_Problem statement_:
Print the data from its first line through the line containing "feature-icon bbox=[1105, 127, 1123, 145]", both included, with each line reproduced unchanged.

[Saved entries]
########################################

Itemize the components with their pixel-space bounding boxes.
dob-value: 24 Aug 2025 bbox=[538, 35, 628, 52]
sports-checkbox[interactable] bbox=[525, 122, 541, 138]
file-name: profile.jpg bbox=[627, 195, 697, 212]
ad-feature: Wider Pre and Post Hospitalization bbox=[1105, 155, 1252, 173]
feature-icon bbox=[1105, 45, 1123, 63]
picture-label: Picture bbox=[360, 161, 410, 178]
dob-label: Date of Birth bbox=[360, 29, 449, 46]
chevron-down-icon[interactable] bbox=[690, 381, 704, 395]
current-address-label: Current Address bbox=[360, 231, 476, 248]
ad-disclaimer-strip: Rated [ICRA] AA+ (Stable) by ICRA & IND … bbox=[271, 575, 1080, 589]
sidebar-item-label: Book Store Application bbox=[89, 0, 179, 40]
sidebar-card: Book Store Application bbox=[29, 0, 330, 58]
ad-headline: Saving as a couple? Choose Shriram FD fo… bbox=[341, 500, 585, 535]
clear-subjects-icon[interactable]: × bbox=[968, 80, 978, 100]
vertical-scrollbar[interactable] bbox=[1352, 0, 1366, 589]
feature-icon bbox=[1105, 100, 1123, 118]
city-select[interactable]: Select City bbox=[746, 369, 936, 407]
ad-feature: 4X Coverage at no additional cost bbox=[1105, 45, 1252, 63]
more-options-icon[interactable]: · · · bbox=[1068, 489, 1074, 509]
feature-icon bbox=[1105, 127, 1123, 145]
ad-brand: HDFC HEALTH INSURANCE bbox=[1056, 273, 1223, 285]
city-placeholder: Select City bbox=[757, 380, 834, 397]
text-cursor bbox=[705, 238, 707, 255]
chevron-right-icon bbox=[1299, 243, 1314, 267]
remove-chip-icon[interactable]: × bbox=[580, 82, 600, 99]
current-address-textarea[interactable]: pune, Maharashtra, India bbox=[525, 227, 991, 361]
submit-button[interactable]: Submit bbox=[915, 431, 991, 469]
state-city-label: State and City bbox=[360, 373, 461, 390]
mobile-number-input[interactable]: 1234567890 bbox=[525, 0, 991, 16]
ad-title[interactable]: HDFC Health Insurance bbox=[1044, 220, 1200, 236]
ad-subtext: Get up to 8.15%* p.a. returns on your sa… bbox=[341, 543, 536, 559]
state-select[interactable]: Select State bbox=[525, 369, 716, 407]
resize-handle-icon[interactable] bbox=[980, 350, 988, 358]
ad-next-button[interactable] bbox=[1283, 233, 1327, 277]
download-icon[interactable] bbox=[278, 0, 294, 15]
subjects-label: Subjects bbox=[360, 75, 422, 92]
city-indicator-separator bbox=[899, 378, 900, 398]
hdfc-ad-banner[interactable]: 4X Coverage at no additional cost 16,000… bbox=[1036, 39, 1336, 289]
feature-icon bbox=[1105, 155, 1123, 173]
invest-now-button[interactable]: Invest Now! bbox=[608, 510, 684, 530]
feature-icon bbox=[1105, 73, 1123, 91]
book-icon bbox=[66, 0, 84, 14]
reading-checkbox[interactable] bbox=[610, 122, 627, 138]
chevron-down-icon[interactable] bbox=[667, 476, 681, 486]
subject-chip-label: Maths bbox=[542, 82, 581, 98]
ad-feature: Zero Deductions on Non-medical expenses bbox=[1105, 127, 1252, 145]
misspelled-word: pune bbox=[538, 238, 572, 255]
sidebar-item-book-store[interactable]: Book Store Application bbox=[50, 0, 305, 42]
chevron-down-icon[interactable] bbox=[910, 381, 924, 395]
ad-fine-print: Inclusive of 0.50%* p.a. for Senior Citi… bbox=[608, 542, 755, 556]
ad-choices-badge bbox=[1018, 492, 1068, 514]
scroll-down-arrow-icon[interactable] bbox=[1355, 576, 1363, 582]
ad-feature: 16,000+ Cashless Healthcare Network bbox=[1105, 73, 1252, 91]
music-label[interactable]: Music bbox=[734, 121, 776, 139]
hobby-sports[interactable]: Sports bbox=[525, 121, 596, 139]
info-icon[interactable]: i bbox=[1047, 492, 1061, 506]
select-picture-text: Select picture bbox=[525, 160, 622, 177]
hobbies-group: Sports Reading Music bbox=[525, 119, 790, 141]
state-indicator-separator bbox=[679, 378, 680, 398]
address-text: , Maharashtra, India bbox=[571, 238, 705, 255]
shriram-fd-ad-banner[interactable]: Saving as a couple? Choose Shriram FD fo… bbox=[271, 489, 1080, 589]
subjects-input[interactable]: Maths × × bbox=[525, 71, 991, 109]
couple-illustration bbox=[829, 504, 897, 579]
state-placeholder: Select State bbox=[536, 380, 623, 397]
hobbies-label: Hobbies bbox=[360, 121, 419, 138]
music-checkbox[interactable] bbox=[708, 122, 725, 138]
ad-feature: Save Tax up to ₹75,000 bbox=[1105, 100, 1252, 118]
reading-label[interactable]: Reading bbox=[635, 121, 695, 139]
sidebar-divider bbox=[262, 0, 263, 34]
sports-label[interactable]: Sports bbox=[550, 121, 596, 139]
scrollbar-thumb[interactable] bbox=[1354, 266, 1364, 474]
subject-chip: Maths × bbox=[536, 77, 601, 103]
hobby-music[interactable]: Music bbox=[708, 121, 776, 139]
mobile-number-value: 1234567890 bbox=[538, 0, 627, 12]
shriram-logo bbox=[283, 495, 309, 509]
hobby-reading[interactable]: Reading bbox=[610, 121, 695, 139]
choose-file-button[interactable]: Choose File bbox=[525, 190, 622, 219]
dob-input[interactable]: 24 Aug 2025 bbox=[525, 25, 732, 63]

########################################

_In response_:
Itemize the components with their pixel-space bounding boxes.
dob-value: 24 Aug 2025 bbox=[538, 35, 628, 52]
sports-checkbox[interactable] bbox=[525, 122, 541, 138]
file-name: profile.jpg bbox=[627, 195, 697, 212]
ad-feature: Wider Pre and Post Hospitalization bbox=[1105, 155, 1252, 173]
feature-icon bbox=[1105, 45, 1123, 63]
picture-label: Picture bbox=[360, 161, 410, 178]
dob-label: Date of Birth bbox=[360, 29, 449, 46]
chevron-down-icon[interactable] bbox=[690, 381, 704, 395]
current-address-label: Current Address bbox=[360, 231, 476, 248]
ad-disclaimer-strip: Rated [ICRA] AA+ (Stable) by ICRA & IND … bbox=[271, 575, 1080, 589]
sidebar-item-label: Book Store Application bbox=[89, 0, 179, 40]
sidebar-card: Book Store Application bbox=[29, 0, 330, 58]
ad-headline: Saving as a couple? Choose Shriram FD fo… bbox=[341, 500, 585, 535]
clear-subjects-icon[interactable]: × bbox=[968, 80, 978, 100]
vertical-scrollbar[interactable] bbox=[1352, 0, 1366, 589]
feature-icon bbox=[1105, 100, 1123, 118]
city-select[interactable]: Select City bbox=[746, 369, 936, 407]
ad-feature: 4X Coverage at no additional cost bbox=[1105, 45, 1252, 63]
more-options-icon[interactable]: · · · bbox=[1068, 489, 1074, 509]
feature-icon bbox=[1105, 127, 1123, 145]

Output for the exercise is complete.